WORK TO BE COMPLETED →
In the listing below, locate the lines bearing the word "counts". Copy every one of them.
================================
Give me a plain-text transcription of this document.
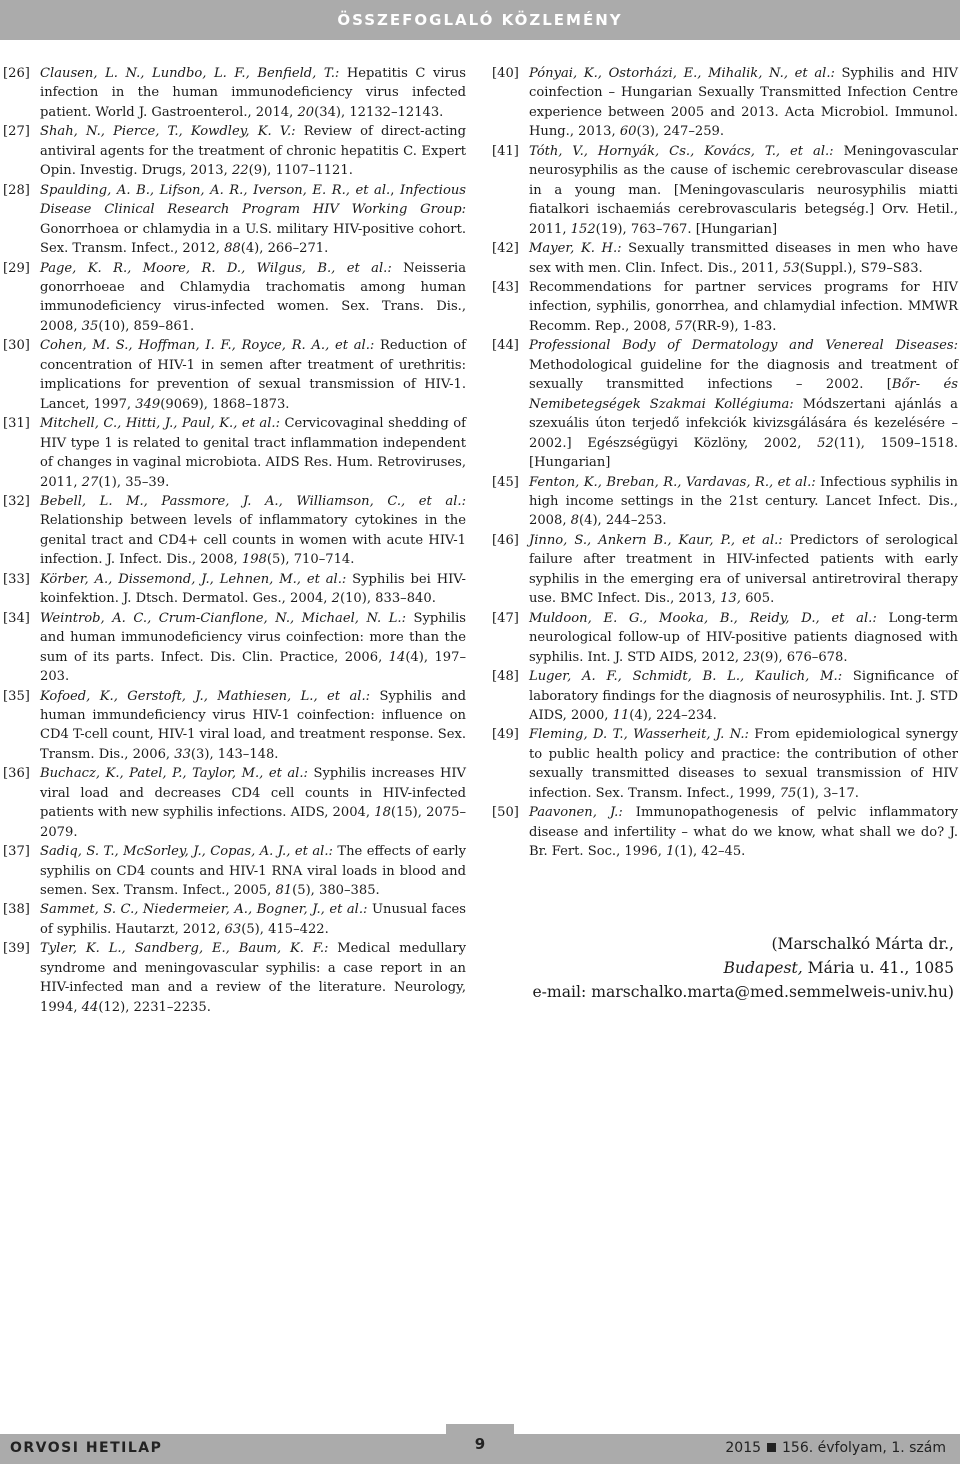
ÖSSZEFOGLALÓ KÖZLEMÉNY

[26] Clausen, L. N., Lundbo, L. F., Benfield, T.: Hepatitis C virus infection in the human immunodeficiency virus infected patient. World J. Gastroenterol., 2014, 20(34), 12132–12143.

[27] Shah, N., Pierce, T., Kowdley, K. V.: Review of direct-acting antiviral agents for the treatment of chronic hepatitis C. Expert Opin. Investig. Drugs, 2013, 22(9), 1107–1121.

[28] Spaulding, A. B., Lifson, A. R., Iverson, E. R., et al., Infectious Disease Clinical Research Program HIV Working Group: Gonorrhoea or chlamydia in a U.S. military HIV-positive cohort. Sex. Transm. Infect., 2012, 88(4), 266–271.

[29] Page, K. R., Moore, R. D., Wilgus, B., et al.: Neisseria gonorrhoeae and Chlamydia trachomatis among human immunodeficiency virus-infected women. Sex. Trans. Dis., 2008, 35(10), 859–861.

[30] Cohen, M. S., Hoffman, I. F., Royce, R. A., et al.: Reduction of concentration of HIV-1 in semen after treatment of urethritis: implications for prevention of sexual transmission of HIV-1. Lancet, 1997, 349(9069), 1868–1873.

[31] Mitchell, C., Hitti, J., Paul, K., et al.: Cervicovaginal shedding of HIV type 1 is related to genital tract inflammation independent of changes in vaginal microbiota. AIDS Res. Hum. Retroviruses, 2011, 27(1), 35–39.

[32] Bebell, L. M., Passmore, J. A., Williamson, C., et al.: Relationship between levels of inflammatory cytokines in the genital tract and CD4+ cell counts in women with acute HIV-1 infection. J. Infect. Dis., 2008, 198(5), 710–714.

[33] Körber, A., Dissemond, J., Lehnen, M., et al.: Syphilis bei HIV-koinfektion. J. Dtsch. Dermatol. Ges., 2004, 2(10), 833–840.

[34] Weintrob, A. C., Crum-Cianflone, N., Michael, N. L.: Syphilis and human immunodeficiency virus coinfection: more than the sum of its parts. Infect. Dis. Clin. Practice, 2006, 14(4), 197–203.

[35] Kofoed, K., Gerstoft, J., Mathiesen, L., et al.: Syphilis and human immundeficiency virus HIV-1 coinfection: influence on CD4 T-cell count, HIV-1 viral load, and treatment response. Sex. Transm. Dis., 2006, 33(3), 143–148.

[36] Buchacz, K., Patel, P., Taylor, M., et al.: Syphilis increases HIV viral load and decreases CD4 cell counts in HIV-infected patients with new syphilis infections. AIDS, 2004, 18(15), 2075–2079.

[37] Sadiq, S. T., McSorley, J., Copas, A. J., et al.: The effects of early syphilis on CD4 counts and HIV-1 RNA viral loads in blood and semen. Sex. Transm. Infect., 2005, 81(5), 380–385.

[38] Sammet, S. C., Niedermeier, A., Bogner, J., et al.: Unusual faces of syphilis. Hautarzt, 2012, 63(5), 415–422.

[39] Tyler, K. L., Sandberg, E., Baum, K. F.: Medical medullary syndrome and meningovascular syphilis: a case report in an HIV-infected man and a review of the literature. Neurology, 1994, 44(12), 2231–2235.

[40] Pónyai, K., Ostorházi, E., Mihalik, N., et al.: Syphilis and HIV coinfection – Hungarian Sexually Transmitted Infection Centre experience between 2005 and 2013. Acta Microbiol. Immunol. Hung., 2013, 60(3), 247–259.

[41] Tóth, V., Hornyák, Cs., Kovács, T., et al.: Meningovascular neurosyphilis as the cause of ischemic cerebrovascular disease in a young man. [Meningovascularis neurosyphilis miatti fiatalkori ischaemiás cerebrovascularis betegség.] Orv. Hetil., 2011, 152(19), 763–767. [Hungarian]

[42] Mayer, K. H.: Sexually transmitted diseases in men who have sex with men. Clin. Infect. Dis., 2011, 53(Suppl.), S79–S83.

[43] Recommendations for partner services programs for HIV infection, syphilis, gonorrhea, and chlamydial infection. MMWR Recomm. Rep., 2008, 57(RR-9), 1-83.

[44] Professional Body of Dermatology and Venereal Diseases: Methodological guideline for the diagnosis and treatment of sexually transmitted infections – 2002. [Bőr- és Nemibetegségek Szakmai Kollégiuma: Módszertani ajánlás a szexuális úton terjedő infekciók kivizsgálására és kezelésére – 2002.] Egészségügyi Közlöny, 2002, 52(11), 1509–1518. [Hungarian]

[45] Fenton, K., Breban, R., Vardavas, R., et al.: Infectious syphilis in high income settings in the 21st century. Lancet Infect. Dis., 2008, 8(4), 244–253.

[46] Jinno, S., Ankern B., Kaur, P., et al.: Predictors of serological failure after treatment in HIV-infected patients with early syphilis in the emerging era of universal antiretroviral therapy use. BMC Infect. Dis., 2013, 13, 605.

[47] Muldoon, E. G., Mooka, B., Reidy, D., et al.: Long-term neurological follow-up of HIV-positive patients diagnosed with syphilis. Int. J. STD AIDS, 2012, 23(9), 676–678.

[48] Luger, A. F., Schmidt, B. L., Kaulich, M.: Significance of laboratory findings for the diagnosis of neurosyphilis. Int. J. STD AIDS, 2000, 11(4), 224–234.

[49] Fleming, D. T., Wasserheit, J. N.: From epidemiological synergy to public health policy and practice: the contribution of other sexually transmitted diseases to sexual transmission of HIV infection. Sex. Transm. Infect., 1999, 75(1), 3–17.

[50] Paavonen, J.: Immunopathogenesis of pelvic inflammatory disease and infertility – what do we know, what shall we do? J. Br. Fert. Soc., 1996, 1(1), 42–45.

(Marschalkó Márta dr.,
Budapest, Mária u. 41., 1085
e-mail: marschalko.marta@med.semmelweis-univ.hu)
ORVOSI HETILAP	9	2015 156. évfolyam, 1. szám
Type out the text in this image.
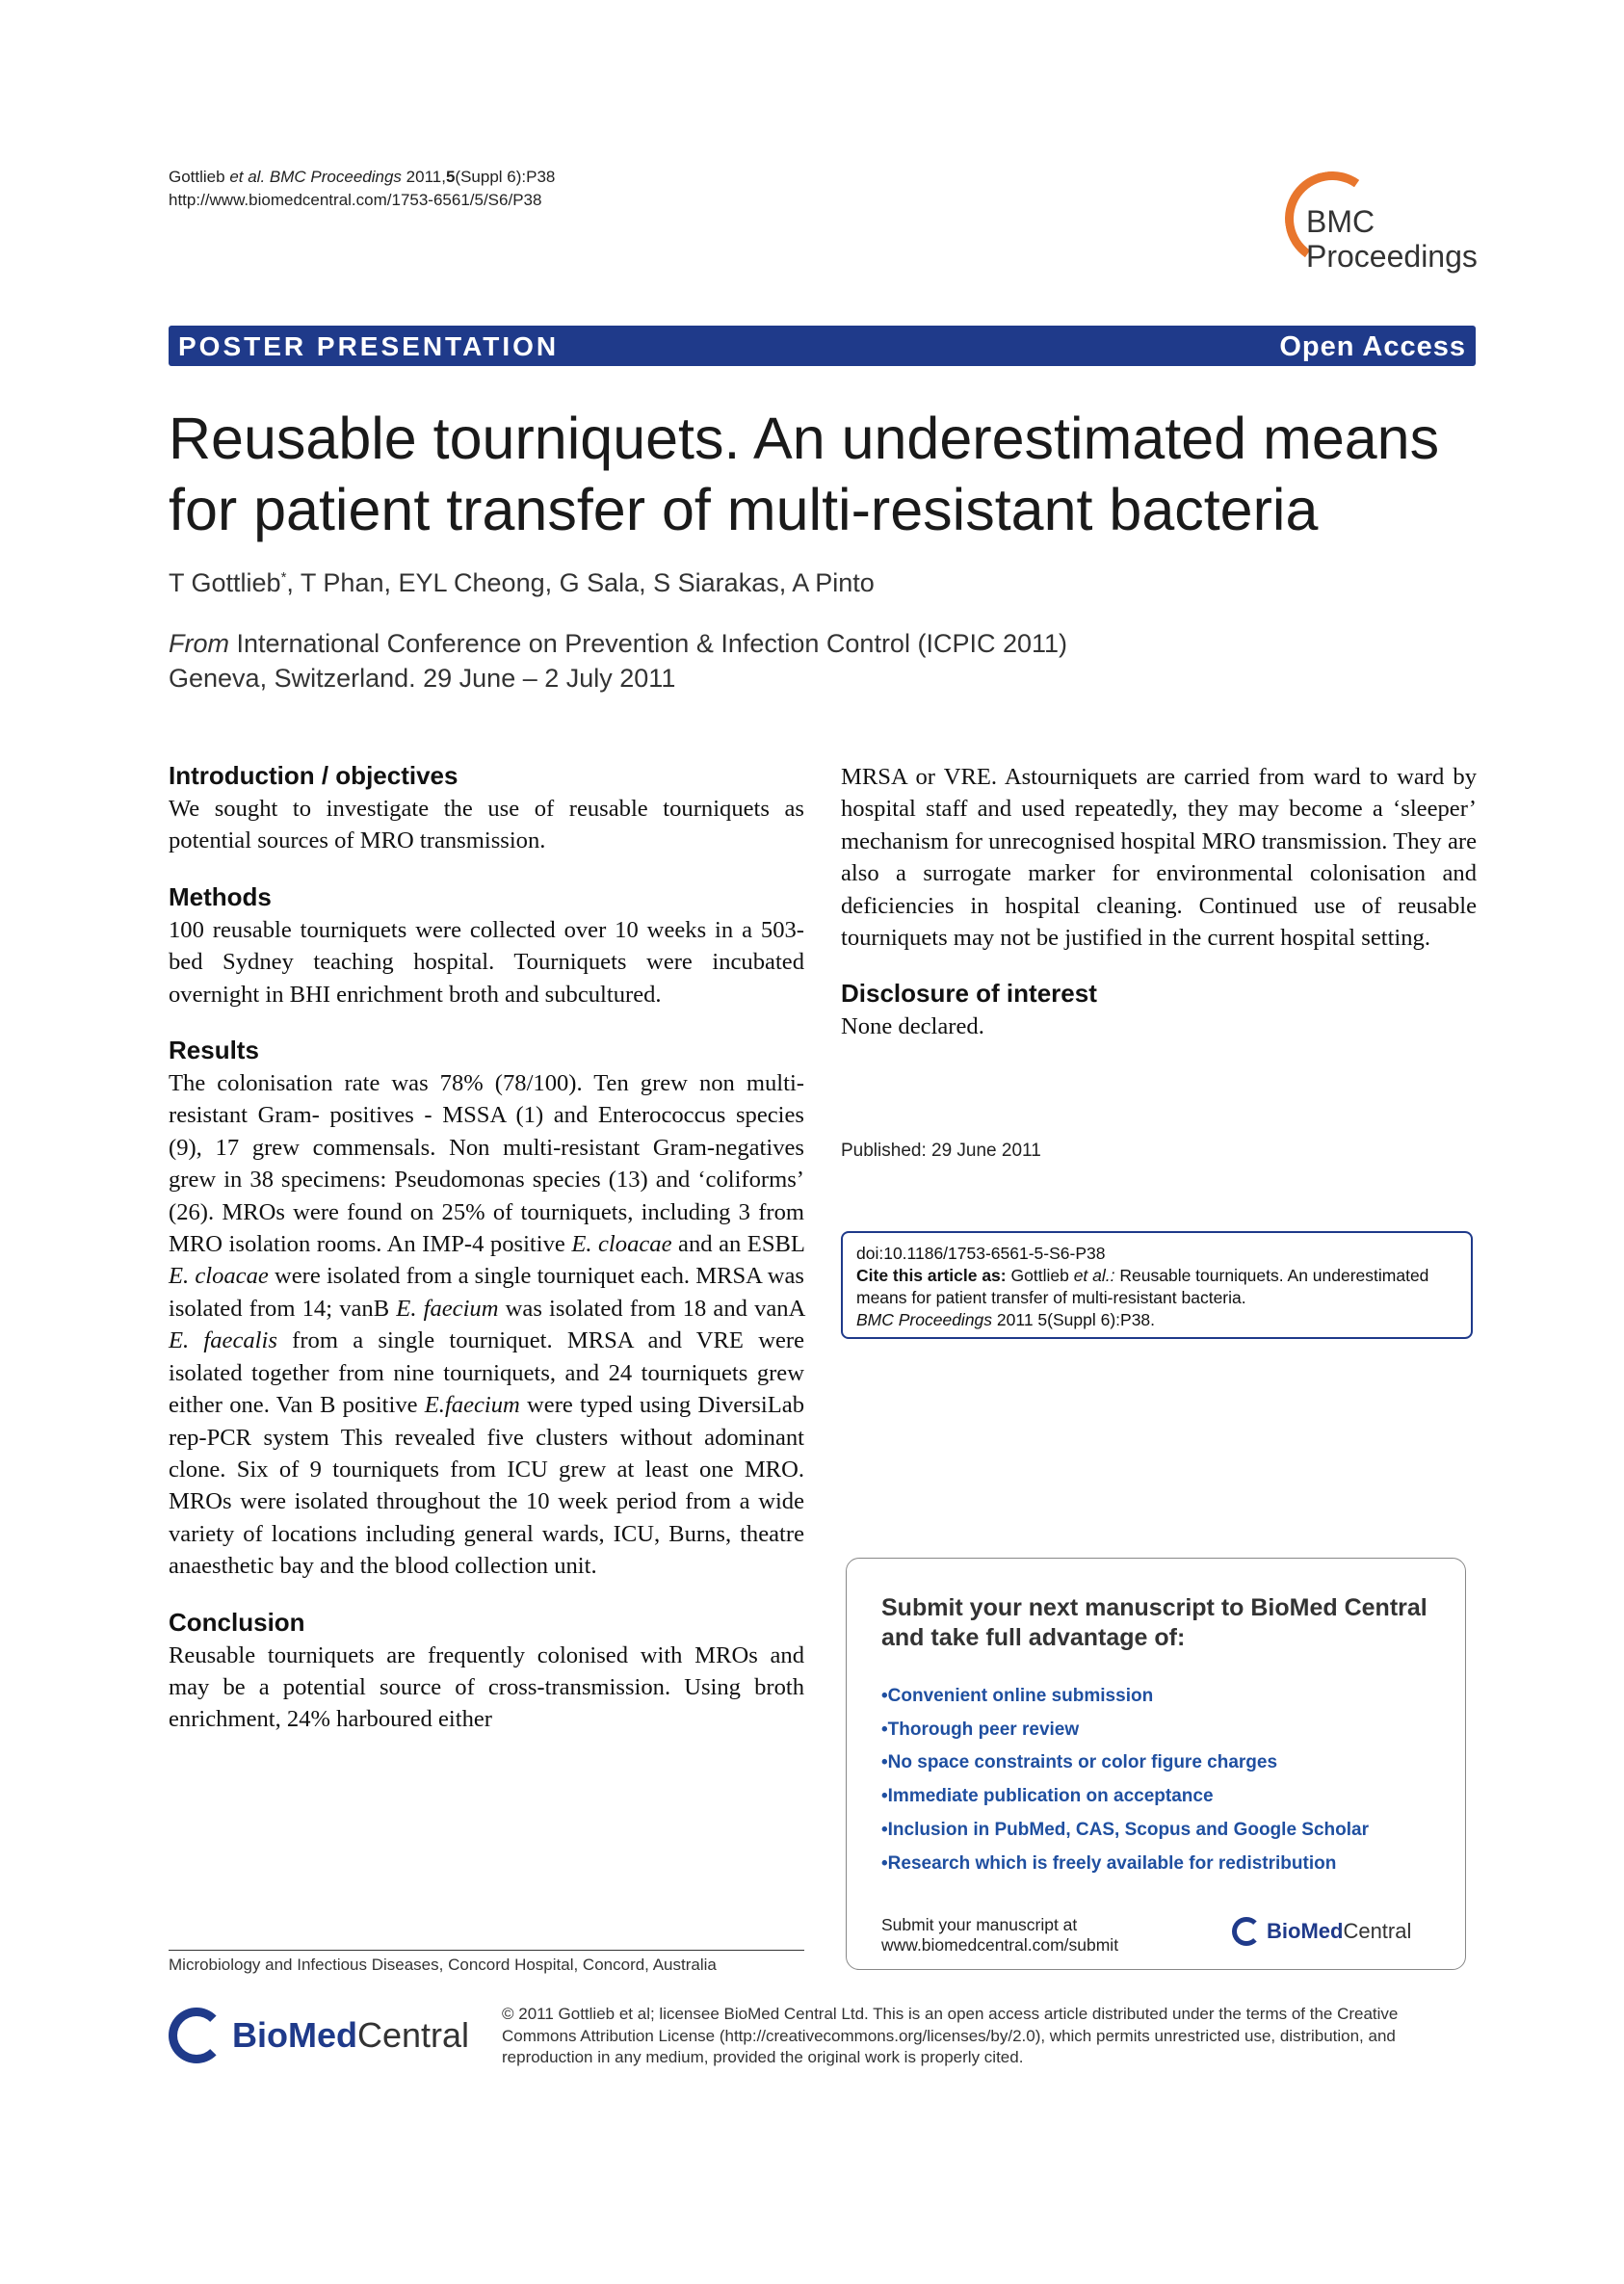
Gottlieb et al. BMC Proceedings 2011,5(Suppl 6):P38
http://www.biomedcentral.com/1753-6561/5/S6/P38
BMC
Proceedings
POSTER PRESENTATION	Open Access
Reusable tourniquets. An underestimated means for patient transfer of multi-resistant bacteria
T Gottlieb*, T Phan, EYL Cheong, G Sala, S Siarakas, A Pinto
From International Conference on Prevention & Infection Control (ICPIC 2011)
Geneva, Switzerland. 29 June – 2 July 2011
Introduction / objectives

We sought to investigate the use of reusable tourniquets as potential sources of MRO transmission.

Methods

100 reusable tourniquets were collected over 10 weeks in a 503-bed Sydney teaching hospital. Tourniquets were incubated overnight in BHI enrichment broth and subcultured.

Results

The colonisation rate was 78% (78/100). Ten grew non multi-resistant Gram- positives - MSSA (1) and Enterococcus species (9), 17 grew commensals. Non multi-resistant Gram-negatives grew in 38 specimens: Pseudomonas species (13) and ‘coliforms’ (26). MROs were found on 25% of tourniquets, including 3 from MRO isolation rooms. An IMP-4 positive E. cloacae and an ESBL E. cloacae were isolated from a single tourniquet each. MRSA was isolated from 14; vanB E. faecium was isolated from 18 and vanA E. faecalis from a single tourniquet. MRSA and VRE were isolated together from nine tourniquets, and 24 tourniquets grew either one. Van B positive E.faecium were typed using DiversiLab rep-PCR system This revealed five clusters without adominant clone. Six of 9 tourniquets from ICU grew at least one MRO. MROs were isolated throughout the 10 week period from a wide variety of locations including general wards, ICU, Burns, theatre anaesthetic bay and the blood collection unit.

Conclusion

Reusable tourniquets are frequently colonised with MROs and may be a potential source of cross-transmission. Using broth enrichment, 24% harboured either

MRSA or VRE. Astourniquets are carried from ward to ward by hospital staff and used repeatedly, they may become a ‘sleeper’ mechanism for unrecognised hospital MRO transmission. They are also a surrogate marker for environmental colonisation and deficiencies in hospital cleaning. Continued use of reusable tourniquets may not be justified in the current hospital setting.

Disclosure of interest

None declared.

Published: 29 June 2011
doi:10.1186/1753-6561-5-S6-P38
Cite this article as: Gottlieb et al.: Reusable tourniquets. An underestimated means for patient transfer of multi-resistant bacteria.
BMC Proceedings 2011 5(Suppl 6):P38.
Submit your next manuscript to BioMed Central and take full advantage of:
• Convenient online submission
• Thorough peer review
• No space constraints or color figure charges
• Immediate publication on acceptance
• Inclusion in PubMed, CAS, Scopus and Google Scholar
• Research which is freely available for redistribution
Submit your manuscript at
www.biomedcentral.com/submit
BioMedCentral
Microbiology and Infectious Diseases, Concord Hospital, Concord, Australia
BioMedCentral
© 2011 Gottlieb et al; licensee BioMed Central Ltd. This is an open access article distributed under the terms of the Creative Commons Attribution License (http://creativecommons.org/licenses/by/2.0), which permits unrestricted use, distribution, and reproduction in any medium, provided the original work is properly cited.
================================
RESULT OF THE TASK →
[32] Bebell, L. M., Passmore, J. A., Williamson, C., et al.: Relationship between levels of inflammatory cytokines in the genital tract and CD4+ cell counts in women with acute HIV-1 infection. J. Infect. Dis., 2008, 198(5), 710–714.
[36] Buchacz, K., Patel, P., Taylor, M., et al.: Syphilis increases HIV viral load and decreases CD4 cell counts in HIV-infected patients with new syphilis infections. AIDS, 2004, 18(15), 2075–2079.
[37] Sadiq, S. T., McSorley, J., Copas, A. J., et al.: The effects of early syphilis on CD4 counts and HIV-1 RNA viral loads in blood and semen. Sex. Transm. Infect., 2005, 81(5), 380–385.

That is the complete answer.